• CHALLENGE: Transcribe every entry word for word, leaving out all images.

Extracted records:

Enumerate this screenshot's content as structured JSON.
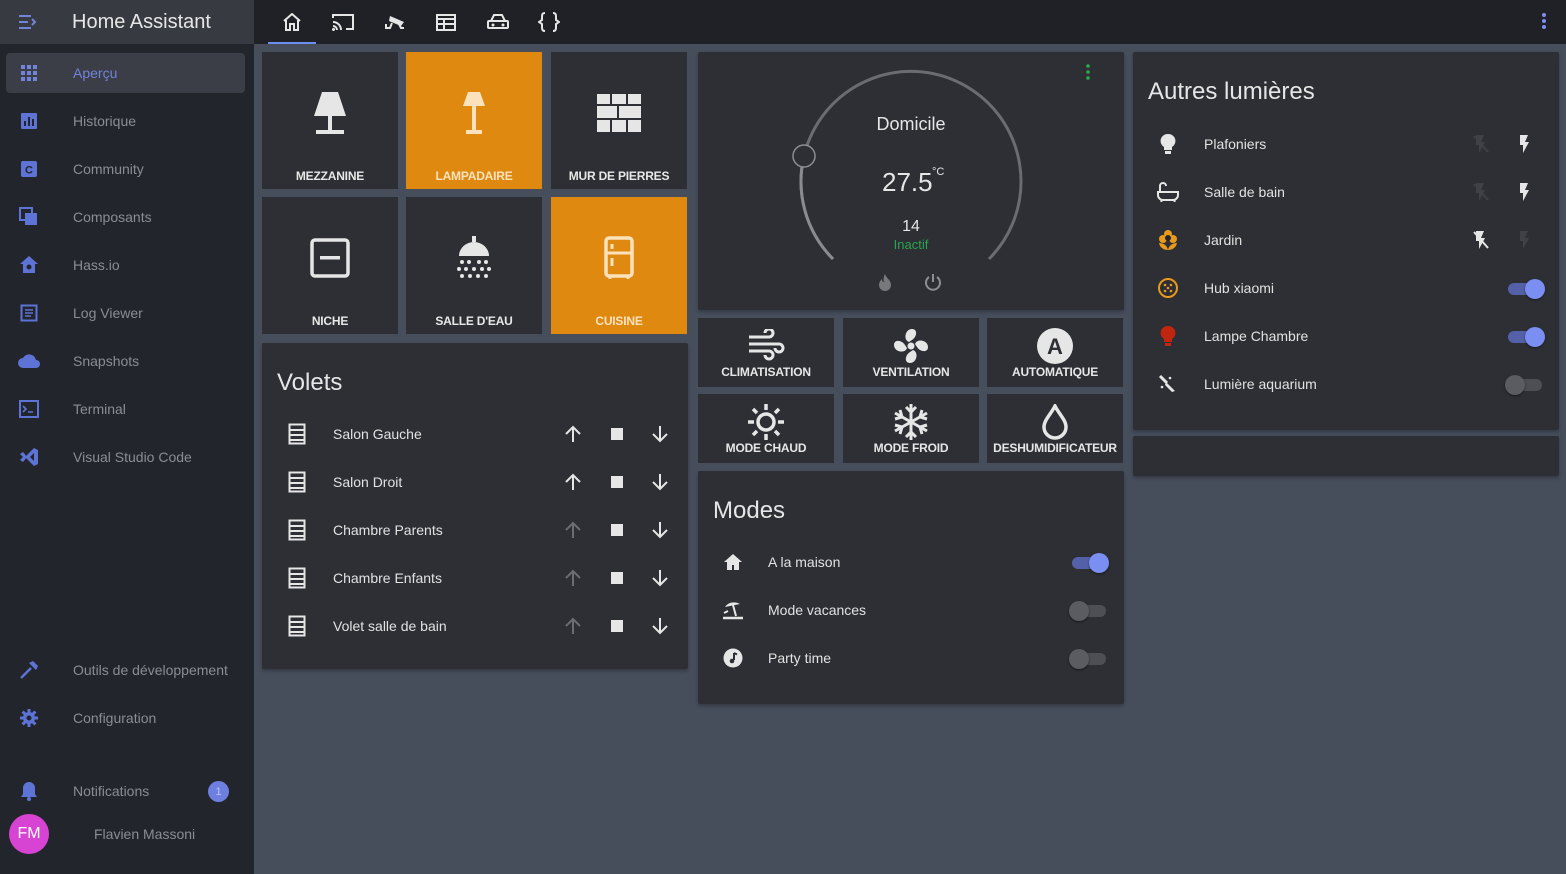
{
  "app": {
    "title": "Home Assistant"
  },
  "sidebar": {
    "items": [
      {
        "label": "Aperçu",
        "icon": "apps-grid-icon"
      },
      {
        "label": "Historique",
        "icon": "chart-bar-icon"
      },
      {
        "label": "Community",
        "icon": "community-icon"
      },
      {
        "label": "Composants",
        "icon": "layers-icon"
      },
      {
        "label": "Hass.io",
        "icon": "hassio-icon"
      },
      {
        "label": "Log Viewer",
        "icon": "file-document-icon"
      },
      {
        "label": "Snapshots",
        "icon": "cloud-icon"
      },
      {
        "label": "Terminal",
        "icon": "console-icon"
      },
      {
        "label": "Visual Studio Code",
        "icon": "vscode-icon"
      }
    ],
    "dev_tools": "Outils de développement",
    "configuration": "Configuration",
    "notifications": "Notifications",
    "notification_count": "1",
    "user_name": "Flavien Massoni",
    "user_initials": "FM"
  },
  "tabs": [
    {
      "icon": "home-icon"
    },
    {
      "icon": "cast-icon"
    },
    {
      "icon": "cctv-icon"
    },
    {
      "icon": "calendar-icon"
    },
    {
      "icon": "car-icon"
    },
    {
      "icon": "code-braces-icon"
    }
  ],
  "tiles": [
    {
      "label": "MEZZANINE",
      "state": "off",
      "icon": "floor-lamp-icon"
    },
    {
      "label": "LAMPADAIRE",
      "state": "on",
      "icon": "lamp-icon"
    },
    {
      "label": "MUR DE PIERRES",
      "state": "off",
      "icon": "wall-icon"
    },
    {
      "label": "NICHE",
      "state": "off",
      "icon": "niche-icon"
    },
    {
      "label": "SALLE D'EAU",
      "state": "off",
      "icon": "shower-icon"
    },
    {
      "label": "CUISINE",
      "state": "on",
      "icon": "fridge-icon"
    }
  ],
  "volets": {
    "title": "Volets",
    "items": [
      {
        "label": "Salon Gauche",
        "up_enabled": true
      },
      {
        "label": "Salon Droit",
        "up_enabled": true
      },
      {
        "label": "Chambre Parents",
        "up_enabled": false
      },
      {
        "label": "Chambre Enfants",
        "up_enabled": false
      },
      {
        "label": "Volet salle de bain",
        "up_enabled": false
      }
    ]
  },
  "thermostat": {
    "name": "Domicile",
    "temperature": "27.5",
    "unit": "°C",
    "setpoint": "14",
    "state": "Inactif"
  },
  "climate_buttons": [
    {
      "label": "CLIMATISATION",
      "icon": "air-conditioner-icon"
    },
    {
      "label": "VENTILATION",
      "icon": "fan-icon"
    },
    {
      "label": "AUTOMATIQUE",
      "icon": "auto-icon"
    },
    {
      "label": "MODE CHAUD",
      "icon": "sun-icon"
    },
    {
      "label": "MODE FROID",
      "icon": "snowflake-icon"
    },
    {
      "label": "DESHUMIDIFICATEUR",
      "icon": "water-drop-icon"
    }
  ],
  "modes": {
    "title": "Modes",
    "items": [
      {
        "label": "A la maison",
        "icon": "home-icon",
        "on": true
      },
      {
        "label": "Mode vacances",
        "icon": "beach-icon",
        "on": false
      },
      {
        "label": "Party time",
        "icon": "music-icon",
        "on": false
      }
    ]
  },
  "lights": {
    "title": "Autres lumières",
    "items": [
      {
        "label": "Plafoniers",
        "icon": "lightbulb-icon",
        "control": "flash"
      },
      {
        "label": "Salle de bain",
        "icon": "bathtub-icon",
        "control": "flash"
      },
      {
        "label": "Jardin",
        "icon": "flower-icon",
        "control": "flash"
      },
      {
        "label": "Hub xiaomi",
        "icon": "hub-icon",
        "control": "toggle",
        "on": true
      },
      {
        "label": "Lampe Chambre",
        "icon": "bulb-red-icon",
        "control": "toggle",
        "on": true
      },
      {
        "label": "Lumière aquarium",
        "icon": "aquarium-icon",
        "control": "toggle",
        "on": false
      }
    ]
  },
  "colors": {
    "accent": "#7b8ef1",
    "tile_on": "#df8910",
    "sidebar_active": "#7283da"
  }
}
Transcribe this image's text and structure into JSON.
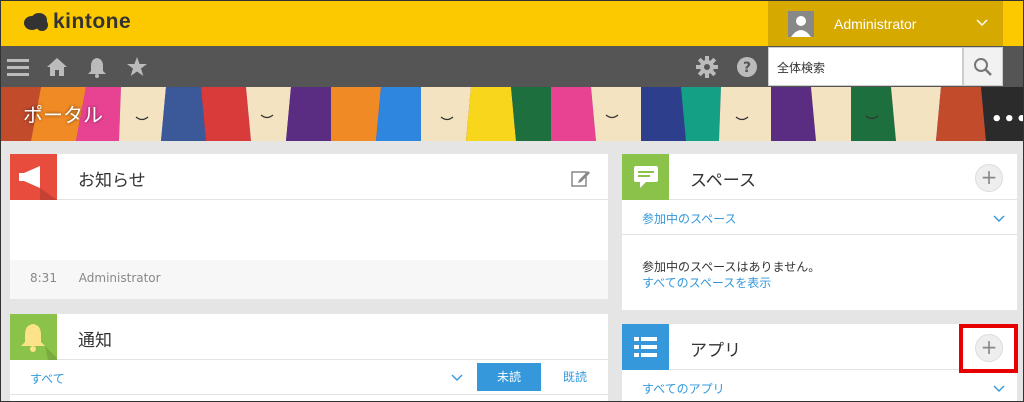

• RESPONSE TO THIS TASK:
Enumerate this screenshot's content as structured JSON.
{
  "app": {
    "title": "Home Assistant"
  },
  "sidebar": {
    "items": [
      {
        "label": "Aperçu",
        "icon": "apps-grid-icon"
      },
      {
        "label": "Historique",
        "icon": "chart-bar-icon"
      },
      {
        "label": "Community",
        "icon": "community-icon"
      },
      {
        "label": "Composants",
        "icon": "layers-icon"
      },
      {
        "label": "Hass.io",
        "icon": "hassio-icon"
      },
      {
        "label": "Log Viewer",
        "icon": "file-document-icon"
      },
      {
        "label": "Snapshots",
        "icon": "cloud-icon"
      },
      {
        "label": "Terminal",
        "icon": "console-icon"
      },
      {
        "label": "Visual Studio Code",
        "icon": "vscode-icon"
      }
    ],
    "dev_tools": "Outils de développement",
    "configuration": "Configuration",
    "notifications": "Notifications",
    "notification_count": "1",
    "user_name": "Flavien Massoni",
    "user_initials": "FM"
  },
  "tabs": [
    {
      "icon": "home-icon"
    },
    {
      "icon": "cast-icon"
    },
    {
      "icon": "cctv-icon"
    },
    {
      "icon": "calendar-icon"
    },
    {
      "icon": "car-icon"
    },
    {
      "icon": "code-braces-icon"
    }
  ],
  "tiles": [
    {
      "label": "MEZZANINE",
      "state": "off",
      "icon": "floor-lamp-icon"
    },
    {
      "label": "LAMPADAIRE",
      "state": "on",
      "icon": "lamp-icon"
    },
    {
      "label": "MUR DE PIERRES",
      "state": "off",
      "icon": "wall-icon"
    },
    {
      "label": "NICHE",
      "state": "off",
      "icon": "niche-icon"
    },
    {
      "label": "SALLE D'EAU",
      "state": "off",
      "icon": "shower-icon"
    },
    {
      "label": "CUISINE",
      "state": "on",
      "icon": "fridge-icon"
    }
  ],
  "volets": {
    "title": "Volets",
    "items": [
      {
        "label": "Salon Gauche",
        "up_enabled": true
      },
      {
        "label": "Salon Droit",
        "up_enabled": true
      },
      {
        "label": "Chambre Parents",
        "up_enabled": false
      },
      {
        "label": "Chambre Enfants",
        "up_enabled": false
      },
      {
        "label": "Volet salle de bain",
        "up_enabled": false
      }
    ]
  },
  "thermostat": {
    "name": "Domicile",
    "temperature": "27.5",
    "unit": "°C",
    "setpoint": "14",
    "state": "Inactif"
  },
  "climate_buttons": [
    {
      "label": "CLIMATISATION",
      "icon": "air-conditioner-icon"
    },
    {
      "label": "VENTILATION",
      "icon": "fan-icon"
    },
    {
      "label": "AUTOMATIQUE",
      "icon": "auto-icon"
    },
    {
      "label": "MODE CHAUD",
      "icon": "sun-icon"
    },
    {
      "label": "MODE FROID",
      "icon": "snowflake-icon"
    },
    {
      "label": "DESHUMIDIFICATEUR",
      "icon": "water-drop-icon"
    }
  ],
  "modes": {
    "title": "Modes",
    "items": [
      {
        "label": "A la maison",
        "icon": "home-icon",
        "on": true
      },
      {
        "label": "Mode vacances",
        "icon": "beach-icon",
        "on": false
      },
      {
        "label": "Party time",
        "icon": "music-icon",
        "on": false
      }
    ]
  },
  "lights": {
    "title": "Autres lumières",
    "items": [
      {
        "label": "Plafoniers",
        "icon": "lightbulb-icon",
        "control": "flash"
      },
      {
        "label": "Salle de bain",
        "icon": "bathtub-icon",
        "control": "flash"
      },
      {
        "label": "Jardin",
        "icon": "flower-icon",
        "control": "flash"
      },
      {
        "label": "Hub xiaomi",
        "icon": "hub-icon",
        "control": "toggle",
        "on": true
      },
      {
        "label": "Lampe Chambre",
        "icon": "bulb-red-icon",
        "control": "toggle",
        "on": true
      },
      {
        "label": "Lumière aquarium",
        "icon": "aquarium-icon",
        "control": "toggle",
        "on": false
      }
    ]
  },
  "colors": {
    "accent": "#7b8ef1",
    "tile_on": "#df8910",
    "sidebar_active": "#7283da"
  }
}
Transcribe this image's text and structure into JSON.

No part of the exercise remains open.